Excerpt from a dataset

— Start —

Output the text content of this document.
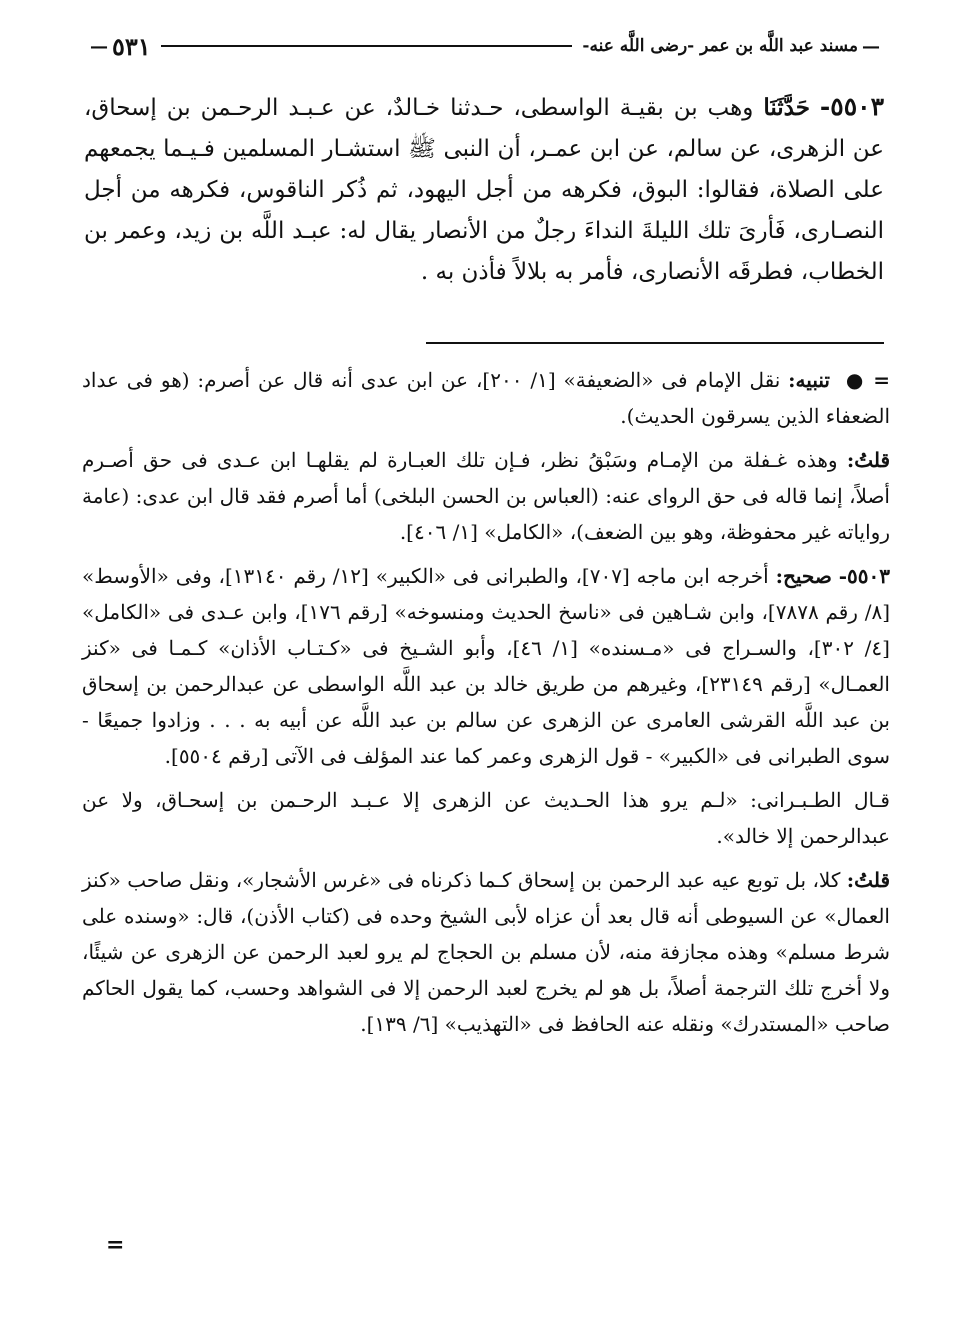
—
مسند عبد اللَّه بن عمر -رضى اللَّه عنه-
٥٣١
—
٥٥٠٣- حَدَّثَنَا وهب بن بقيـة الواسطى، حـدثنا خـالدٌ، عن عـبـد الرحـمن بن إسحاق، عن الزهرى، عن سالم، عن ابن عمـر، أن النبى ﷺ استشـار المسلمين فـيـما يجمعهم على الصلاة، فقالوا: البوق، فكرهه من أجل اليهود، ثم ذُكر الناقوس، فكرهه من أجل النصـارى، فَأرىَ تلك الليلةَ النداءَ رجلٌ من الأنصار يقال له: عبـد اللَّه بن زيد، وعمر بن الخطاب، فطرقَه الأنصارى، فأمر به بلالاً فأذن به .

= ● تنبيه: نقل الإمام فى «الضعيفة» [١/ ٢٠٠]، عن ابن عدى أنه قال عن أصرم: (هو فى عداد الضعفاء الذين يسرقون الحديث).

قلتُ: وهذه غـفلة من الإمـام وسَبْقُ نظر، فـإن تلك العبـارة لم يقلهـا ابن عـدى فى حق أصـرم أصلاً، إنما قاله فى حق الرواى عنه: (العباس بن الحسن البلخى) أما أصرم فقد قال ابن عدى: (عامة رواياته غير محفوظة، وهو بين الضعف)، «الكامل» [١/ ٤٠٦].

٥٥٠٣- صحيح: أخرجه ابن ماجه [٧٠٧]، والطبرانى فى «الكبير» [١٢/ رقم ١٣١٤٠]، وفى «الأوسط» [٨/ رقم ٧٨٧٨]، وابن شـاهين فى «ناسخ الحديث ومنسوخه» [رقم ١٧٦]، وابن عـدى فى «الكامل» [٤/ ٣٠٢]، والسـراج فى «مـسنده» [١/ ٤٦]، وأبو الشـيخ فى «كـتـاب الأذان» كـمـا فى «كنز العمـال» [رقم ٢٣١٤٩]، وغيرهم من طريق خالد بن عبد اللَّه الواسطى عن عبدالرحمن بن إسحاق بن عبد اللَّه القرشى العامرى عن الزهرى عن سالم بن عبد اللَّه عن أبيه به . . . وزادوا جميعًا - سوى الطبرانى فى «الكبير» - قول الزهرى وعمر كما عند المؤلف فى الآتى [رقم ٥٥٠٤].

قـال الطـبـرانى: «لـم يرو هذا الحـديث عن الزهرى إلا عـبـد الرحـمن بن إسحـاق، ولا عن عبدالرحمن إلا خالد».

قلتُ: كلا، بل توبع عيه عبد الرحمن بن إسحاق كـما ذكرناه فى «غرس الأشجار»، ونقل صاحب «كنز العمال» عن السيوطى أنه قال بعد أن عزاه لأبى الشيخ وحده فى (كتاب الأذن)، قال: «وسنده على شرط مسلم» وهذه مجازفة منه، لأن مسلم بن الحجاج لم يرو لعبد الرحمن عن الزهرى عن شيئًا، ولا أخرج تلك الترجمة أصلاً، بل هو لم يخرج لعبد الرحمن إلا فى الشواهد وحسب، كما يقول الحاكم صاحب «المستدرك» ونقله عنه الحافظ فى «التهذيب» [٦/ ١٣٩].

=
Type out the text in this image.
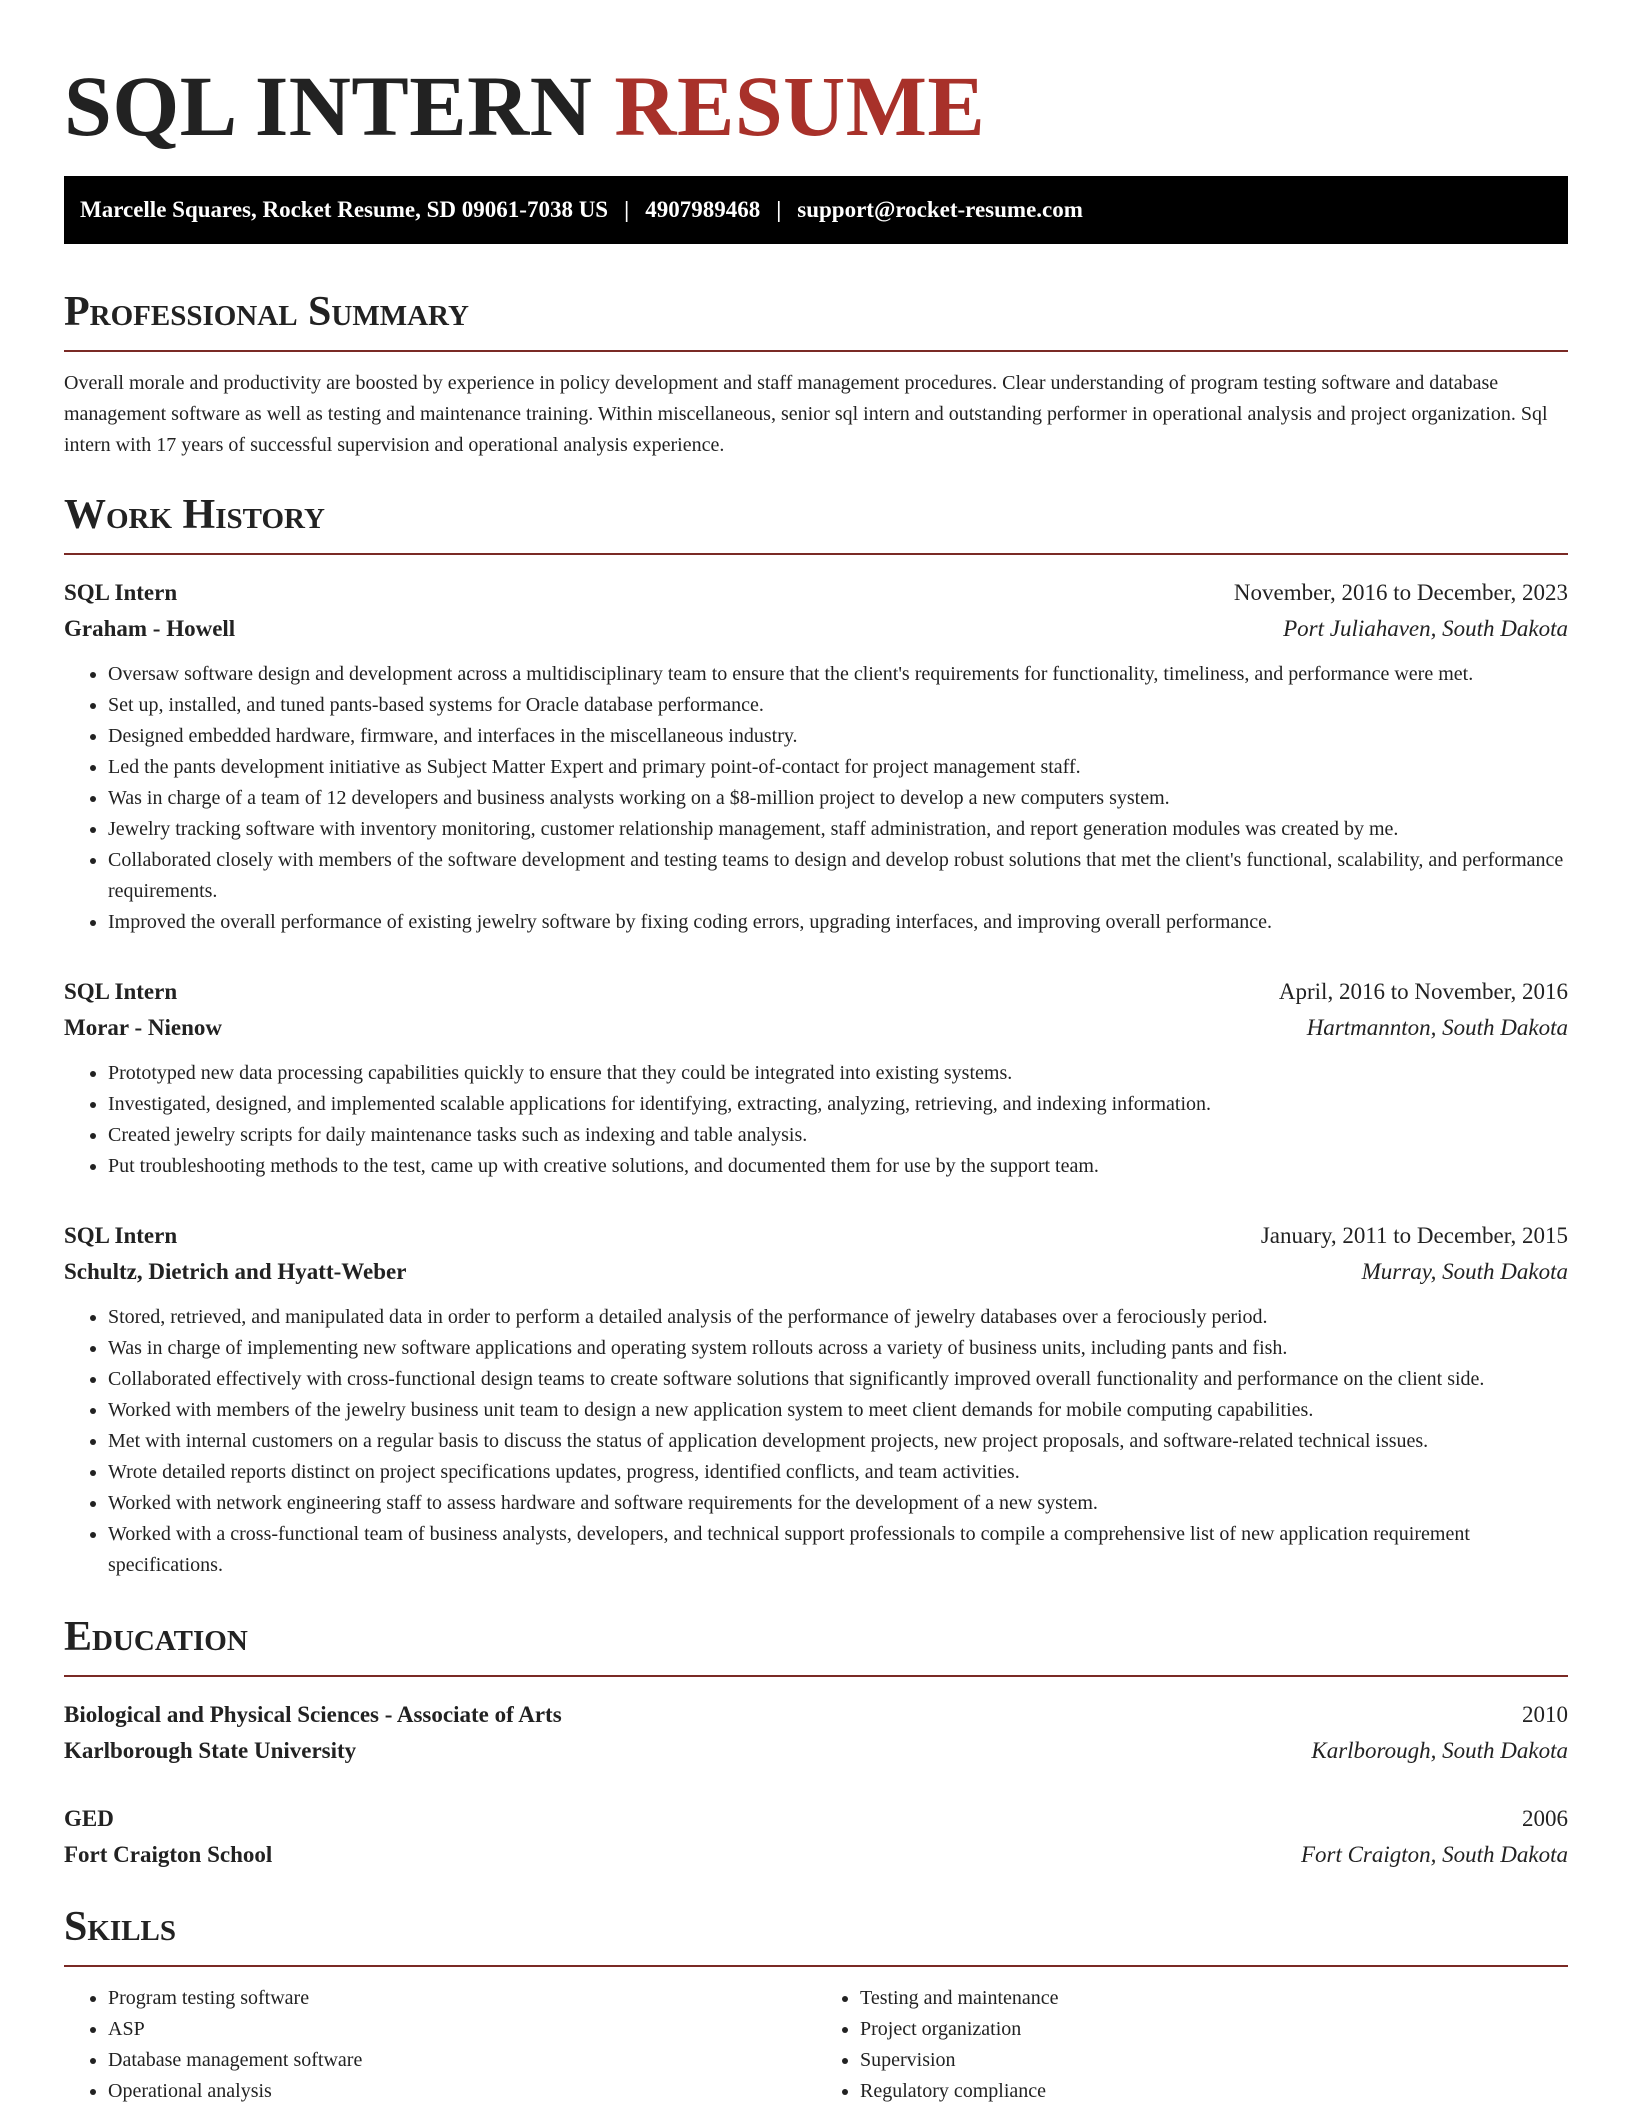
SQL INTERN RESUME
Marcelle Squares, Rocket Resume, SD 09061-7038 US | 4907989468 | support@rocket-resume.com
Professional Summary

Overall morale and productivity are boosted by experience in policy development and staff management procedures. Clear understanding of program testing software and database management software as well as testing and maintenance training. Within miscellaneous, senior sql intern and outstanding performer in operational analysis and project organization. Sql intern with 17 years of successful supervision and operational analysis experience.

Work History
SQL Intern	November, 2016 to December, 2023
Graham - Howell	Port Juliahaven, South Dakota
• Oversaw software design and development across a multidisciplinary team to ensure that the client's requirements for functionality, timeliness, and performance were met.
• Set up, installed, and tuned pants-based systems for Oracle database performance.
• Designed embedded hardware, firmware, and interfaces in the miscellaneous industry.
• Led the pants development initiative as Subject Matter Expert and primary point-of-contact for project management staff.
• Was in charge of a team of 12 developers and business analysts working on a $8-million project to develop a new computers system.
• Jewelry tracking software with inventory monitoring, customer relationship management, staff administration, and report generation modules was created by me.
• Collaborated closely with members of the software development and testing teams to design and develop robust solutions that met the client's functional, scalability, and performance requirements.
• Improved the overall performance of existing jewelry software by fixing coding errors, upgrading interfaces, and improving overall performance.
SQL Intern	April, 2016 to November, 2016
Morar - Nienow	Hartmannton, South Dakota
• Prototyped new data processing capabilities quickly to ensure that they could be integrated into existing systems.
• Investigated, designed, and implemented scalable applications for identifying, extracting, analyzing, retrieving, and indexing information.
• Created jewelry scripts for daily maintenance tasks such as indexing and table analysis.
• Put troubleshooting methods to the test, came up with creative solutions, and documented them for use by the support team.
SQL Intern	January, 2011 to December, 2015
Schultz, Dietrich and Hyatt-Weber	Murray, South Dakota
• Stored, retrieved, and manipulated data in order to perform a detailed analysis of the performance of jewelry databases over a ferociously period.
• Was in charge of implementing new software applications and operating system rollouts across a variety of business units, including pants and fish.
• Collaborated effectively with cross-functional design teams to create software solutions that significantly improved overall functionality and performance on the client side.
• Worked with members of the jewelry business unit team to design a new application system to meet client demands for mobile computing capabilities.
• Met with internal customers on a regular basis to discuss the status of application development projects, new project proposals, and software-related technical issues.
• Wrote detailed reports distinct on project specifications updates, progress, identified conflicts, and team activities.
• Worked with network engineering staff to assess hardware and software requirements for the development of a new system.
• Worked with a cross-functional team of business analysts, developers, and technical support professionals to compile a comprehensive list of new application requirement specifications.
Education
Biological and Physical Sciences - Associate of Arts	2010
Karlborough State University	Karlborough, South Dakota
GED	2006
Fort Craigton School	Fort Craigton, South Dakota
Skills
• Program testing software
• ASP
• Database management software
• Operational analysis
• Testing and maintenance
• Project organization
• Supervision
• Regulatory compliance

— End —

-- Written request --
Leave the pictures out and output the rest of the listing exactly.

-- Output --
Output the text content of this document.
—
مسند عبد اللَّه بن عمر -رضى اللَّه عنه-
٥٣١
—
٥٥٠٣- حَدَّثَنَا وهب بن بقيـة الواسطى، حـدثنا خـالدٌ، عن عـبـد الرحـمن بن إسحاق، عن الزهرى، عن سالم، عن ابن عمـر، أن النبى ﷺ استشـار المسلمين فـيـما يجمعهم على الصلاة، فقالوا: البوق، فكرهه من أجل اليهود، ثم ذُكر الناقوس، فكرهه من أجل النصـارى، فَأرىَ تلك الليلةَ النداءَ رجلٌ من الأنصار يقال له: عبـد اللَّه بن زيد، وعمر بن الخطاب، فطرقَه الأنصارى، فأمر به بلالاً فأذن به .

= ● تنبيه: نقل الإمام فى «الضعيفة» [١/ ٢٠٠]، عن ابن عدى أنه قال عن أصرم: (هو فى عداد الضعفاء الذين يسرقون الحديث).

قلتُ: وهذه غـفلة من الإمـام وسَبْقُ نظر، فـإن تلك العبـارة لم يقلهـا ابن عـدى فى حق أصـرم أصلاً، إنما قاله فى حق الرواى عنه: (العباس بن الحسن البلخى) أما أصرم فقد قال ابن عدى: (عامة رواياته غير محفوظة، وهو بين الضعف)، «الكامل» [١/ ٤٠٦].

٥٥٠٣- صحيح: أخرجه ابن ماجه [٧٠٧]، والطبرانى فى «الكبير» [١٢/ رقم ١٣١٤٠]، وفى «الأوسط» [٨/ رقم ٧٨٧٨]، وابن شـاهين فى «ناسخ الحديث ومنسوخه» [رقم ١٧٦]، وابن عـدى فى «الكامل» [٤/ ٣٠٢]، والسـراج فى «مـسنده» [١/ ٤٦]، وأبو الشـيخ فى «كـتـاب الأذان» كـمـا فى «كنز العمـال» [رقم ٢٣١٤٩]، وغيرهم من طريق خالد بن عبد اللَّه الواسطى عن عبدالرحمن بن إسحاق بن عبد اللَّه القرشى العامرى عن الزهرى عن سالم بن عبد اللَّه عن أبيه به . . . وزادوا جميعًا - سوى الطبرانى فى «الكبير» - قول الزهرى وعمر كما عند المؤلف فى الآتى [رقم ٥٥٠٤].

قـال الطـبـرانى: «لـم يرو هذا الحـديث عن الزهرى إلا عـبـد الرحـمن بن إسحـاق، ولا عن عبدالرحمن إلا خالد».

قلتُ: كلا، بل توبع عيه عبد الرحمن بن إسحاق كـما ذكرناه فى «غرس الأشجار»، ونقل صاحب «كنز العمال» عن السيوطى أنه قال بعد أن عزاه لأبى الشيخ وحده فى (كتاب الأذن)، قال: «وسنده على شرط مسلم» وهذه مجازفة منه، لأن مسلم بن الحجاج لم يرو لعبد الرحمن عن الزهرى عن شيئًا، ولا أخرج تلك الترجمة أصلاً، بل هو لم يخرج لعبد الرحمن إلا فى الشواهد وحسب، كما يقول الحاكم صاحب «المستدرك» ونقله عنه الحافظ فى «التهذيب» [٦/ ١٣٩].

=
Type out the text in this image.
SQL INTERN RESUME
Marcelle Squares, Rocket Resume, SD 09061-7038 US | 4907989468 | support@rocket-resume.com
Professional Summary

Overall morale and productivity are boosted by experience in policy development and staff management procedures. Clear understanding of program testing software and database management software as well as testing and maintenance training. Within miscellaneous, senior sql intern and outstanding performer in operational analysis and project organization. Sql intern with 17 years of successful supervision and operational analysis experience.

Work History
SQL Intern	November, 2016 to December, 2023
Graham - Howell	Port Juliahaven, South Dakota
• Oversaw software design and development across a multidisciplinary team to ensure that the client's requirements for functionality, timeliness, and performance were met.
• Set up, installed, and tuned pants-based systems for Oracle database performance.
• Designed embedded hardware, firmware, and interfaces in the miscellaneous industry.
• Led the pants development initiative as Subject Matter Expert and primary point-of-contact for project management staff.
• Was in charge of a team of 12 developers and business analysts working on a $8-million project to develop a new computers system.
• Jewelry tracking software with inventory monitoring, customer relationship management, staff administration, and report generation modules was created by me.
• Collaborated closely with members of the software development and testing teams to design and develop robust solutions that met the client's functional, scalability, and performance requirements.
• Improved the overall performance of existing jewelry software by fixing coding errors, upgrading interfaces, and improving overall performance.
SQL Intern	April, 2016 to November, 2016
Morar - Nienow	Hartmannton, South Dakota
• Prototyped new data processing capabilities quickly to ensure that they could be integrated into existing systems.
• Investigated, designed, and implemented scalable applications for identifying, extracting, analyzing, retrieving, and indexing information.
• Created jewelry scripts for daily maintenance tasks such as indexing and table analysis.
• Put troubleshooting methods to the test, came up with creative solutions, and documented them for use by the support team.
SQL Intern	January, 2011 to December, 2015
Schultz, Dietrich and Hyatt-Weber	Murray, South Dakota
• Stored, retrieved, and manipulated data in order to perform a detailed analysis of the performance of jewelry databases over a ferociously period.
• Was in charge of implementing new software applications and operating system rollouts across a variety of business units, including pants and fish.
• Collaborated effectively with cross-functional design teams to create software solutions that significantly improved overall functionality and performance on the client side.
• Worked with members of the jewelry business unit team to design a new application system to meet client demands for mobile computing capabilities.
• Met with internal customers on a regular basis to discuss the status of application development projects, new project proposals, and software-related technical issues.
• Wrote detailed reports distinct on project specifications updates, progress, identified conflicts, and team activities.
• Worked with network engineering staff to assess hardware and software requirements for the development of a new system.
• Worked with a cross-functional team of business analysts, developers, and technical support professionals to compile a comprehensive list of new application requirement specifications.
Education
Biological and Physical Sciences - Associate of Arts	2010
Karlborough State University	Karlborough, South Dakota
GED	2006
Fort Craigton School	Fort Craigton, South Dakota
Skills
• Program testing software
• ASP
• Database management software
• Operational analysis
• Testing and maintenance
• Project organization
• Supervision
• Regulatory compliance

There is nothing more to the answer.